## Required work
Repeat each line of the material exactly.
— Start of Provided records —
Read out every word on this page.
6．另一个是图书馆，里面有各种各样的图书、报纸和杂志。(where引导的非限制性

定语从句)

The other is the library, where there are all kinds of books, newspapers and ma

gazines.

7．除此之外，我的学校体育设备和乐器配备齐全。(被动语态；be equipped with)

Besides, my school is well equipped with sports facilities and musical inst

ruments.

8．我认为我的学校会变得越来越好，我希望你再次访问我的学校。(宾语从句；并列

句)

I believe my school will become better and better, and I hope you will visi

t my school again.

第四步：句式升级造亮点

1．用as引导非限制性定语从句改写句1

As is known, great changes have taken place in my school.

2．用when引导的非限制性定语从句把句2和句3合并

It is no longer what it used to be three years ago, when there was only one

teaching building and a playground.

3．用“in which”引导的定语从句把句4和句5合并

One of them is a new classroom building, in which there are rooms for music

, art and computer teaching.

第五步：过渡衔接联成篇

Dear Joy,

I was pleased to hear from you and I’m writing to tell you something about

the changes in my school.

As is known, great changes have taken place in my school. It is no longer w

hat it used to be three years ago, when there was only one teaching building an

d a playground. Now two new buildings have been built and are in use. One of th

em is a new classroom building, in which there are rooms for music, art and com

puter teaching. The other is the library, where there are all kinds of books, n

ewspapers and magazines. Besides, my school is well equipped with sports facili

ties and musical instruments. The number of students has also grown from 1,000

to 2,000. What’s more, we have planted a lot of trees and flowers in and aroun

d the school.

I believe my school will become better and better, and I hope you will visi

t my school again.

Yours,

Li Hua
— End of Provided records —
## Written solution
Read out every word on this page.
6．另一个是图书馆，里面有各种各样的图书、报纸和杂志。(where引导的非限制性

定语从句)

The other is the library, where there are all kinds of books, newspapers and ma

gazines.

7．除此之外，我的学校体育设备和乐器配备齐全。(被动语态；be equipped with)

Besides, my school is well equipped with sports facilities and musical inst

ruments.

8．我认为我的学校会变得越来越好，我希望你再次访问我的学校。(宾语从句；并列

句)

I believe my school will become better and better, and I hope you will visi

t my school again.

第四步：句式升级造亮点

1．用as引导非限制性定语从句改写句1

As is known, great changes have taken place in my school.

2．用when引导的非限制性定语从句把句2和句3合并

It is no longer what it used to be three years ago, when there was only one

teaching building and a playground.

3．用“in which”引导的定语从句把句4和句5合并

One of them is a new classroom building, in which there are rooms for music

, art and computer teaching.

第五步：过渡衔接联成篇

Dear Joy,

I was pleased to hear from you and I’m writing to tell you something about

the changes in my school.

As is known, great changes have taken place in my school. It is no longer w

hat it used to be three years ago, when there was only one teaching building an

d a playground. Now two new buildings have been built and are in use. One of th

em is a new classroom building, in which there are rooms for music, art and com

puter teaching. The other is the library, where there are all kinds of books, n

ewspapers and magazines. Besides, my school is well equipped with sports facili

ties and musical instruments. The number of students has also grown from 1,000

to 2,000. What’s more, we have planted a lot of trees and flowers in and aroun

d the school.

I believe my school will become better and better, and I hope you will visi

t my school again.

Yours,

Li Hua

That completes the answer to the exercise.